### Instructions for the task
Make a verbatim copy of the entries below; pictures stay out.

* Begin *

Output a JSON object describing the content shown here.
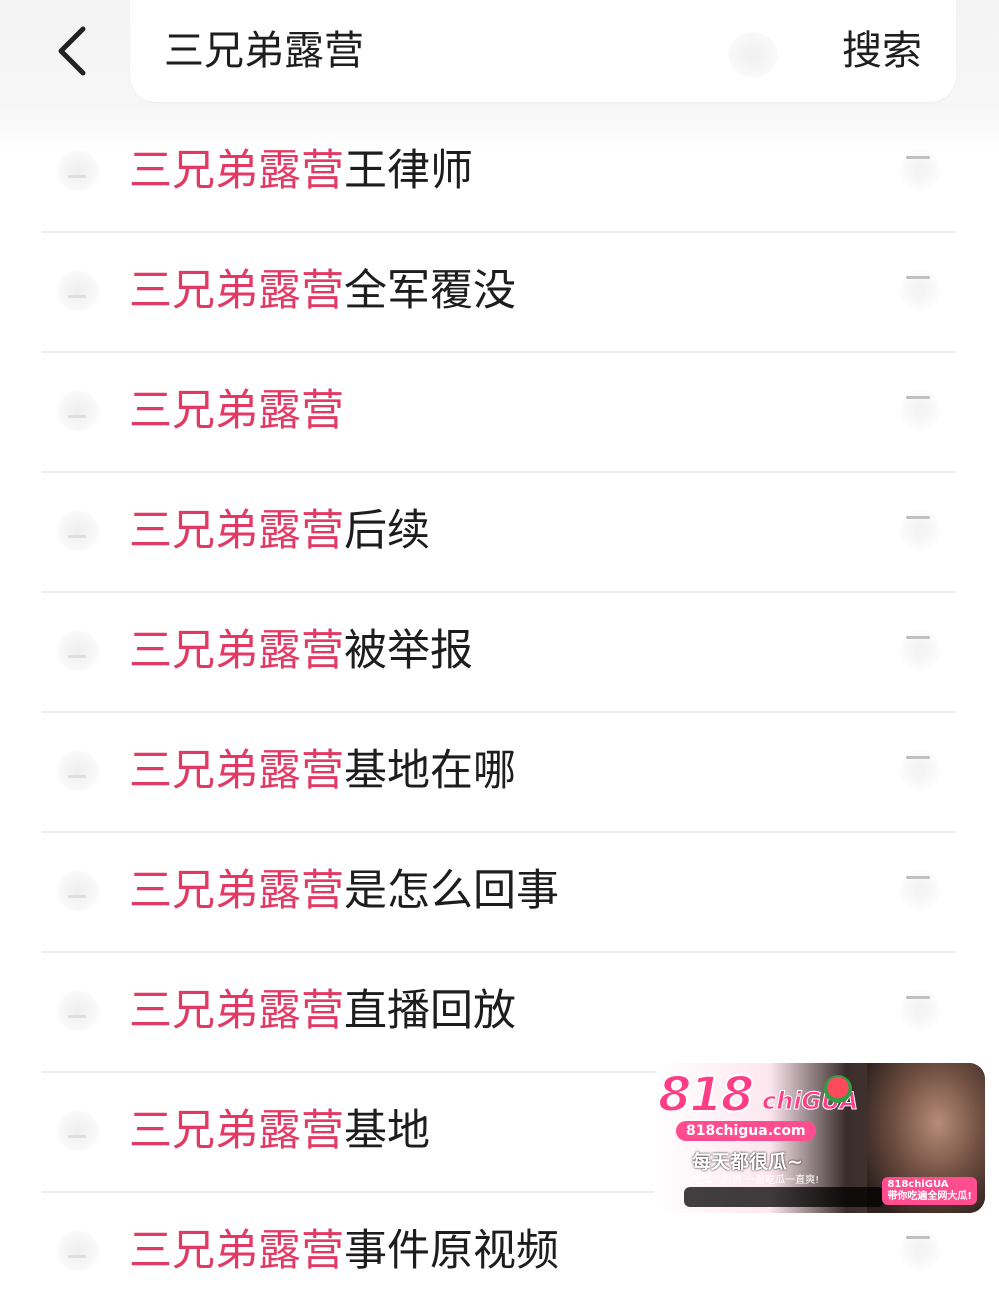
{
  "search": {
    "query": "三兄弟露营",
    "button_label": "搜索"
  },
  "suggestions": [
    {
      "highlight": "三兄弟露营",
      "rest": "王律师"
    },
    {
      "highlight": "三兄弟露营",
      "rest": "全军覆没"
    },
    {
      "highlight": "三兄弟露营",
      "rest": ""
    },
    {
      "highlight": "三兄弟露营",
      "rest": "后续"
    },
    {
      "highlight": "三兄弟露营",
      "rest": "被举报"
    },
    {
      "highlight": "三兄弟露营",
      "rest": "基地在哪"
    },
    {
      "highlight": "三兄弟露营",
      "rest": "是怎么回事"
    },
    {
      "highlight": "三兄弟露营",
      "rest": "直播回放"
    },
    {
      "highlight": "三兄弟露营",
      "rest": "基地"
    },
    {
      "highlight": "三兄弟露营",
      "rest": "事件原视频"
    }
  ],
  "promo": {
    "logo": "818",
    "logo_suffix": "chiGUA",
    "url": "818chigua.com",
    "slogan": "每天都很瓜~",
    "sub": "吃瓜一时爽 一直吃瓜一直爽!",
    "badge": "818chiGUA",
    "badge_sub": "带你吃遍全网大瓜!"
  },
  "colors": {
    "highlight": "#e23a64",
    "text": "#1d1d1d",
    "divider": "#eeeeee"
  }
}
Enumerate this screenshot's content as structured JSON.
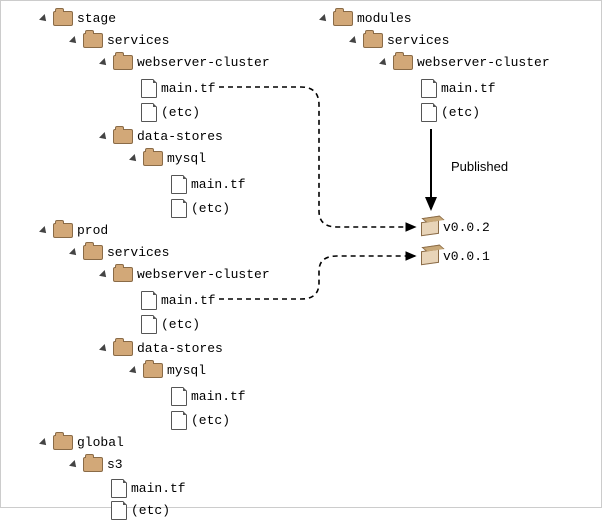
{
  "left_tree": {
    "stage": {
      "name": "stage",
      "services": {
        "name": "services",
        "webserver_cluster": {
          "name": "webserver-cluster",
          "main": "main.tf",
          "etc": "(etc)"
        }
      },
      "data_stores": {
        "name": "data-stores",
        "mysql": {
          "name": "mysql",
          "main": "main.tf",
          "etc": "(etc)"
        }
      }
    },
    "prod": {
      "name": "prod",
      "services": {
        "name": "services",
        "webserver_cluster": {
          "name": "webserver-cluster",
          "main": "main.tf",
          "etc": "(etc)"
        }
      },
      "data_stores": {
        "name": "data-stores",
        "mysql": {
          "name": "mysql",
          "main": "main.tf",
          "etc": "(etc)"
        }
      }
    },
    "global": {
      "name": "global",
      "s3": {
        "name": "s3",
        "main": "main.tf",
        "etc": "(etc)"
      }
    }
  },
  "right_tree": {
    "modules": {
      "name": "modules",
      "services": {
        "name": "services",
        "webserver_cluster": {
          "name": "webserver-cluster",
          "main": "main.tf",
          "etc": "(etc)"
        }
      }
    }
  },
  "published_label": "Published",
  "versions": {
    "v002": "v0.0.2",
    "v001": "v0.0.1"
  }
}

* End *

### Written response
Output a JSON object describing the content shown here.
{
  "search": {
    "query": "三兄弟露营",
    "button_label": "搜索"
  },
  "suggestions": [
    {
      "highlight": "三兄弟露营",
      "rest": "王律师"
    },
    {
      "highlight": "三兄弟露营",
      "rest": "全军覆没"
    },
    {
      "highlight": "三兄弟露营",
      "rest": ""
    },
    {
      "highlight": "三兄弟露营",
      "rest": "后续"
    },
    {
      "highlight": "三兄弟露营",
      "rest": "被举报"
    },
    {
      "highlight": "三兄弟露营",
      "rest": "基地在哪"
    },
    {
      "highlight": "三兄弟露营",
      "rest": "是怎么回事"
    },
    {
      "highlight": "三兄弟露营",
      "rest": "直播回放"
    },
    {
      "highlight": "三兄弟露营",
      "rest": "基地"
    },
    {
      "highlight": "三兄弟露营",
      "rest": "事件原视频"
    }
  ],
  "promo": {
    "logo": "818",
    "logo_suffix": "chiGUA",
    "url": "818chigua.com",
    "slogan": "每天都很瓜~",
    "sub": "吃瓜一时爽 一直吃瓜一直爽!",
    "badge": "818chiGUA",
    "badge_sub": "带你吃遍全网大瓜!"
  },
  "colors": {
    "highlight": "#e23a64",
    "text": "#1d1d1d",
    "divider": "#eeeeee"
  }
}
Enumerate this screenshot's content as structured JSON.
{
  "left_tree": {
    "stage": {
      "name": "stage",
      "services": {
        "name": "services",
        "webserver_cluster": {
          "name": "webserver-cluster",
          "main": "main.tf",
          "etc": "(etc)"
        }
      },
      "data_stores": {
        "name": "data-stores",
        "mysql": {
          "name": "mysql",
          "main": "main.tf",
          "etc": "(etc)"
        }
      }
    },
    "prod": {
      "name": "prod",
      "services": {
        "name": "services",
        "webserver_cluster": {
          "name": "webserver-cluster",
          "main": "main.tf",
          "etc": "(etc)"
        }
      },
      "data_stores": {
        "name": "data-stores",
        "mysql": {
          "name": "mysql",
          "main": "main.tf",
          "etc": "(etc)"
        }
      }
    },
    "global": {
      "name": "global",
      "s3": {
        "name": "s3",
        "main": "main.tf",
        "etc": "(etc)"
      }
    }
  },
  "right_tree": {
    "modules": {
      "name": "modules",
      "services": {
        "name": "services",
        "webserver_cluster": {
          "name": "webserver-cluster",
          "main": "main.tf",
          "etc": "(etc)"
        }
      }
    }
  },
  "published_label": "Published",
  "versions": {
    "v002": "v0.0.2",
    "v001": "v0.0.1"
  }
}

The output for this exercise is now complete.